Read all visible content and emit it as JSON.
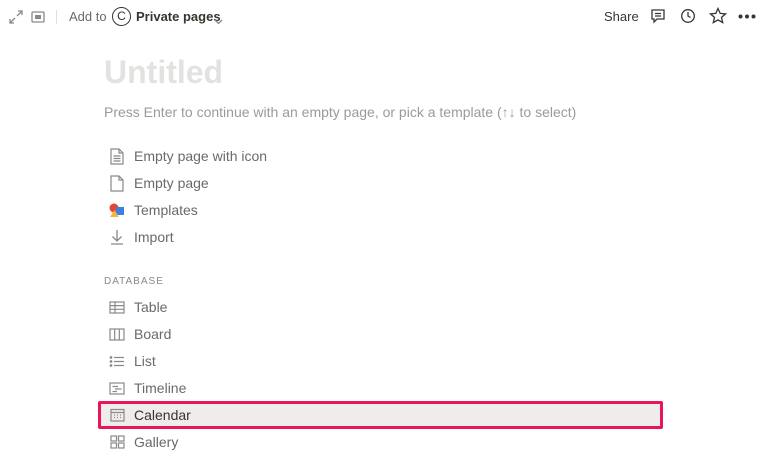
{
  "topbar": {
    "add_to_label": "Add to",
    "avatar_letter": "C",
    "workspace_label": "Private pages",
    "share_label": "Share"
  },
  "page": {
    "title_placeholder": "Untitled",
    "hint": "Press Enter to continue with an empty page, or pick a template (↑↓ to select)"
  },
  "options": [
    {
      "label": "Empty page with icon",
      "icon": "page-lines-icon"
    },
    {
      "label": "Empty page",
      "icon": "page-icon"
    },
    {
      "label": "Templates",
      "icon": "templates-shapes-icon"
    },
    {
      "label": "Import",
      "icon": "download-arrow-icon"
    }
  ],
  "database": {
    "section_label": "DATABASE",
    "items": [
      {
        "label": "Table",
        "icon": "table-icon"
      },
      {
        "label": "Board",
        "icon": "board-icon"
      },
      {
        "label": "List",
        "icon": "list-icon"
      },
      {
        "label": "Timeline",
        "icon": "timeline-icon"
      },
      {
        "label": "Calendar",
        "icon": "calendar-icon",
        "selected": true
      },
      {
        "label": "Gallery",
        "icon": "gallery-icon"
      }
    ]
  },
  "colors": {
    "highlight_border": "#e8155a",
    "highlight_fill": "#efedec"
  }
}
※ ※ ※
▸ Stated goal: Exclude the pictures. Write out the remaining data exactly.

▸ Full answer:
Read all visible content and emit it as JSON.
{
  "topbar": {
    "add_to_label": "Add to",
    "avatar_letter": "C",
    "workspace_label": "Private pages",
    "share_label": "Share"
  },
  "page": {
    "title_placeholder": "Untitled",
    "hint": "Press Enter to continue with an empty page, or pick a template (↑↓ to select)"
  },
  "options": [
    {
      "label": "Empty page with icon",
      "icon": "page-lines-icon"
    },
    {
      "label": "Empty page",
      "icon": "page-icon"
    },
    {
      "label": "Templates",
      "icon": "templates-shapes-icon"
    },
    {
      "label": "Import",
      "icon": "download-arrow-icon"
    }
  ],
  "database": {
    "section_label": "DATABASE",
    "items": [
      {
        "label": "Table",
        "icon": "table-icon"
      },
      {
        "label": "Board",
        "icon": "board-icon"
      },
      {
        "label": "List",
        "icon": "list-icon"
      },
      {
        "label": "Timeline",
        "icon": "timeline-icon"
      },
      {
        "label": "Calendar",
        "icon": "calendar-icon",
        "selected": true
      },
      {
        "label": "Gallery",
        "icon": "gallery-icon"
      }
    ]
  },
  "colors": {
    "highlight_border": "#e8155a",
    "highlight_fill": "#efedec"
  }
}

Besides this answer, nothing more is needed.